▶ Problem statement
Gather each line of the entries below that includes "name".

▶ Supplied material

━━━

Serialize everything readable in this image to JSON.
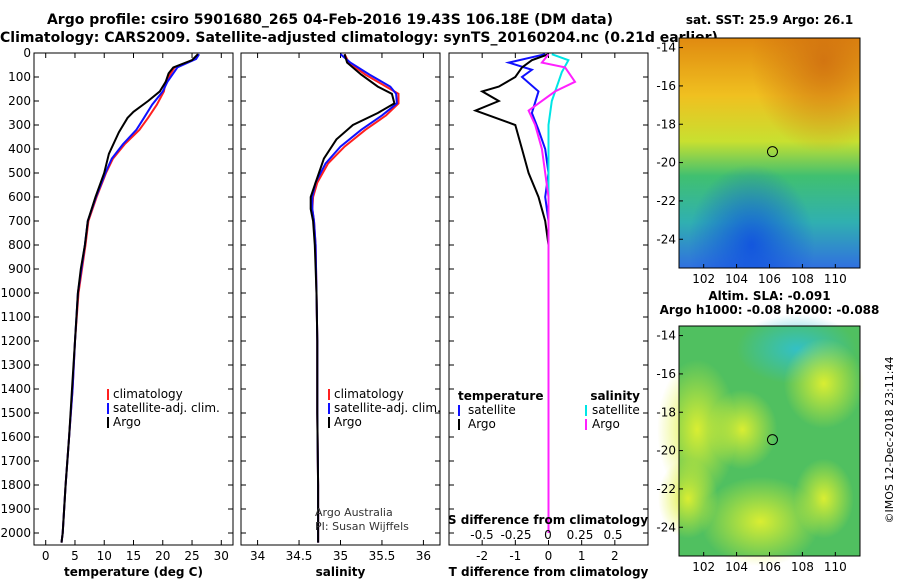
{
  "header": {
    "title_line1": "Argo profile: csiro 5901680_265 04-Feb-2016 19.43S 106.18E (DM data)",
    "title_line2": "Climatology: CARS2009. Satellite-adjusted climatology: synTS_20160204.nc (0.21d earlier)"
  },
  "credits": {
    "org": "Argo Australia",
    "pi": "PI: Susan Wijffels",
    "stamp": "©IMOS 12-Dec-2018 23:11:44"
  },
  "colors": {
    "climatology": "#ff2020",
    "satellite": "#1010ff",
    "argo": "#000000",
    "salinity_satellite": "#00e5e5",
    "salinity_argo": "#ff20ff"
  },
  "chart_data": [
    {
      "type": "line",
      "xlabel": "temperature (deg C)",
      "xlim": [
        -2,
        32
      ],
      "xticks": [
        0,
        5,
        10,
        15,
        20,
        25,
        30
      ],
      "ylim": [
        0,
        2050
      ],
      "yticks": [
        0,
        100,
        200,
        300,
        400,
        500,
        600,
        700,
        800,
        900,
        1000,
        1100,
        1200,
        1300,
        1400,
        1500,
        1600,
        1700,
        1800,
        1900,
        2000
      ],
      "y_inverted": true,
      "legend": [
        "climatology",
        "satellite-adj. clim.",
        "Argo"
      ],
      "series": [
        {
          "name": "climatology",
          "color": "#ff2020",
          "points": [
            [
              26.0,
              5
            ],
            [
              25.5,
              25
            ],
            [
              22.0,
              60
            ],
            [
              20.5,
              120
            ],
            [
              20.2,
              160
            ],
            [
              19.0,
              215
            ],
            [
              17.5,
              270
            ],
            [
              16.0,
              320
            ],
            [
              13.5,
              380
            ],
            [
              11.5,
              440
            ],
            [
              10.3,
              500
            ],
            [
              8.7,
              600
            ],
            [
              7.3,
              700
            ],
            [
              6.8,
              800
            ],
            [
              6.2,
              900
            ],
            [
              5.6,
              1000
            ],
            [
              5.0,
              1200
            ],
            [
              4.6,
              1400
            ],
            [
              4.0,
              1600
            ],
            [
              3.4,
              1800
            ],
            [
              2.9,
              2000
            ],
            [
              2.7,
              2040
            ]
          ]
        },
        {
          "name": "satellite-adj. clim.",
          "color": "#1010ff",
          "points": [
            [
              26.2,
              5
            ],
            [
              25.7,
              25
            ],
            [
              22.5,
              60
            ],
            [
              20.8,
              120
            ],
            [
              20.0,
              160
            ],
            [
              18.2,
              215
            ],
            [
              16.8,
              270
            ],
            [
              15.5,
              320
            ],
            [
              13.2,
              380
            ],
            [
              11.3,
              440
            ],
            [
              10.2,
              500
            ],
            [
              8.6,
              600
            ],
            [
              7.2,
              700
            ],
            [
              6.7,
              800
            ],
            [
              6.1,
              900
            ],
            [
              5.5,
              1000
            ],
            [
              5.0,
              1200
            ],
            [
              4.6,
              1400
            ],
            [
              4.0,
              1600
            ],
            [
              3.4,
              1800
            ],
            [
              2.9,
              2000
            ],
            [
              2.7,
              2040
            ]
          ]
        },
        {
          "name": "Argo",
          "color": "#000000",
          "points": [
            [
              26.0,
              5
            ],
            [
              25.0,
              30
            ],
            [
              21.8,
              60
            ],
            [
              21.0,
              85
            ],
            [
              20.5,
              120
            ],
            [
              19.5,
              160
            ],
            [
              17.5,
              200
            ],
            [
              15.0,
              245
            ],
            [
              14.0,
              270
            ],
            [
              12.5,
              330
            ],
            [
              10.8,
              420
            ],
            [
              10.0,
              500
            ],
            [
              8.5,
              600
            ],
            [
              7.2,
              700
            ],
            [
              6.7,
              800
            ],
            [
              6.0,
              900
            ],
            [
              5.5,
              1000
            ],
            [
              5.0,
              1200
            ],
            [
              4.5,
              1400
            ],
            [
              4.0,
              1600
            ],
            [
              3.4,
              1800
            ],
            [
              2.9,
              2000
            ],
            [
              2.7,
              2040
            ]
          ]
        }
      ]
    },
    {
      "type": "line",
      "xlabel": "salinity",
      "xlim": [
        33.8,
        36.2
      ],
      "xticks": [
        34,
        34.5,
        35,
        35.5,
        36
      ],
      "ylim": [
        0,
        2050
      ],
      "y_inverted": true,
      "legend": [
        "climatology",
        "satellite-adj. clim.",
        "Argo"
      ],
      "series": [
        {
          "name": "climatology",
          "color": "#ff2020",
          "points": [
            [
              35.05,
              5
            ],
            [
              35.1,
              40
            ],
            [
              35.3,
              90
            ],
            [
              35.55,
              140
            ],
            [
              35.7,
              170
            ],
            [
              35.7,
              210
            ],
            [
              35.55,
              260
            ],
            [
              35.3,
              320
            ],
            [
              35.05,
              390
            ],
            [
              34.85,
              460
            ],
            [
              34.72,
              540
            ],
            [
              34.67,
              600
            ],
            [
              34.66,
              650
            ],
            [
              34.68,
              700
            ],
            [
              34.7,
              800
            ],
            [
              34.71,
              1000
            ],
            [
              34.72,
              1200
            ],
            [
              34.72,
              1500
            ],
            [
              34.73,
              1800
            ],
            [
              34.73,
              2000
            ],
            [
              34.73,
              2040
            ]
          ]
        },
        {
          "name": "satellite-adj. clim.",
          "color": "#1010ff",
          "points": [
            [
              35.0,
              5
            ],
            [
              35.12,
              40
            ],
            [
              35.35,
              90
            ],
            [
              35.6,
              140
            ],
            [
              35.67,
              170
            ],
            [
              35.68,
              210
            ],
            [
              35.5,
              260
            ],
            [
              35.25,
              320
            ],
            [
              35.0,
              390
            ],
            [
              34.82,
              460
            ],
            [
              34.7,
              540
            ],
            [
              34.66,
              600
            ],
            [
              34.66,
              650
            ],
            [
              34.68,
              700
            ],
            [
              34.7,
              800
            ],
            [
              34.71,
              1000
            ],
            [
              34.72,
              1200
            ],
            [
              34.72,
              1500
            ],
            [
              34.73,
              1800
            ],
            [
              34.73,
              2000
            ],
            [
              34.73,
              2040
            ]
          ]
        },
        {
          "name": "Argo",
          "color": "#000000",
          "points": [
            [
              35.05,
              5
            ],
            [
              35.08,
              40
            ],
            [
              35.25,
              90
            ],
            [
              35.45,
              140
            ],
            [
              35.62,
              170
            ],
            [
              35.65,
              210
            ],
            [
              35.45,
              250
            ],
            [
              35.15,
              300
            ],
            [
              34.95,
              360
            ],
            [
              34.8,
              440
            ],
            [
              34.7,
              540
            ],
            [
              34.64,
              600
            ],
            [
              34.64,
              650
            ],
            [
              34.67,
              700
            ],
            [
              34.69,
              800
            ],
            [
              34.71,
              1000
            ],
            [
              34.72,
              1200
            ],
            [
              34.72,
              1500
            ],
            [
              34.73,
              1800
            ],
            [
              34.73,
              2000
            ],
            [
              34.73,
              2040
            ]
          ]
        }
      ]
    },
    {
      "type": "line",
      "xlabel": "T difference from climatology",
      "xlabel_top": "S difference from climatology",
      "xlim": [
        -3,
        3
      ],
      "xticks": [
        -2,
        -1,
        0,
        1,
        2
      ],
      "xticks_top": [
        "-0.5",
        "-0.25",
        "0",
        "0.25",
        "0.5"
      ],
      "ylim": [
        0,
        2050
      ],
      "y_inverted": true,
      "legend_temperature_title": "temperature",
      "legend_salinity_title": "salinity",
      "legend_satellite": "satellite",
      "legend_argo": "Argo",
      "series": [
        {
          "name": "T satellite",
          "color": "#1010ff",
          "points": [
            [
              -0.1,
              5
            ],
            [
              -1.2,
              40
            ],
            [
              -0.5,
              70
            ],
            [
              -0.8,
              100
            ],
            [
              -0.3,
              160
            ],
            [
              -0.5,
              250
            ],
            [
              -0.3,
              320
            ],
            [
              -0.1,
              400
            ],
            [
              0.0,
              500
            ],
            [
              -0.1,
              600
            ],
            [
              0.0,
              700
            ],
            [
              0.0,
              1000
            ],
            [
              0.0,
              1500
            ],
            [
              0.0,
              2000
            ]
          ]
        },
        {
          "name": "T Argo",
          "color": "#000000",
          "points": [
            [
              0.0,
              5
            ],
            [
              -0.5,
              30
            ],
            [
              -0.8,
              60
            ],
            [
              -1.0,
              100
            ],
            [
              -1.5,
              140
            ],
            [
              -2.0,
              160
            ],
            [
              -1.5,
              200
            ],
            [
              -2.2,
              240
            ],
            [
              -1.0,
              300
            ],
            [
              -0.8,
              400
            ],
            [
              -0.6,
              500
            ],
            [
              -0.3,
              600
            ],
            [
              -0.1,
              700
            ],
            [
              0.0,
              800
            ],
            [
              0.0,
              1000
            ],
            [
              0.0,
              1500
            ],
            [
              0.0,
              2000
            ]
          ]
        },
        {
          "name": "S satellite",
          "color": "#00e5e5",
          "points": [
            [
              0.1,
              5
            ],
            [
              0.6,
              30
            ],
            [
              0.4,
              80
            ],
            [
              0.3,
              120
            ],
            [
              0.1,
              200
            ],
            [
              0.0,
              300
            ],
            [
              0.0,
              500
            ],
            [
              0.0,
              700
            ],
            [
              0.0,
              1000
            ],
            [
              0.0,
              1500
            ],
            [
              0.0,
              2000
            ]
          ]
        },
        {
          "name": "S Argo",
          "color": "#ff20ff",
          "points": [
            [
              0.0,
              5
            ],
            [
              -0.2,
              40
            ],
            [
              0.5,
              60
            ],
            [
              0.8,
              120
            ],
            [
              0.2,
              160
            ],
            [
              -0.6,
              240
            ],
            [
              -0.4,
              300
            ],
            [
              -0.2,
              400
            ],
            [
              0.0,
              600
            ],
            [
              0.0,
              800
            ],
            [
              0.0,
              1000
            ],
            [
              0.0,
              2000
            ]
          ]
        }
      ]
    },
    {
      "type": "heatmap",
      "title": "sat. SST: 25.9 Argo: 26.1",
      "xlim": [
        100.5,
        111.5
      ],
      "ylim": [
        -25.5,
        -13.5
      ],
      "xticks": [
        102,
        104,
        106,
        108,
        110
      ],
      "yticks": [
        -14,
        -16,
        -18,
        -20,
        -22,
        -24
      ],
      "marker": [
        106.18,
        -19.43
      ]
    },
    {
      "type": "heatmap",
      "title_line1": "Altim. SLA: -0.091",
      "title_line2": "Argo h1000: -0.08 h2000: -0.088",
      "xlim": [
        100.5,
        111.5
      ],
      "ylim": [
        -25.5,
        -13.5
      ],
      "xticks": [
        102,
        104,
        106,
        108,
        110
      ],
      "yticks": [
        -14,
        -16,
        -18,
        -20,
        -22,
        -24
      ],
      "marker": [
        106.18,
        -19.43
      ]
    }
  ]
}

━━━

▶ Response
          "name": "climatology",
          "name": "satellite-adj. clim.",
          "name": "Argo",
          "name": "climatology",
          "name": "satellite-adj. clim.",
          "name": "Argo",
          "name": "T satellite",
          "name": "T Argo",
          "name": "S satellite",
          "name": "S Argo",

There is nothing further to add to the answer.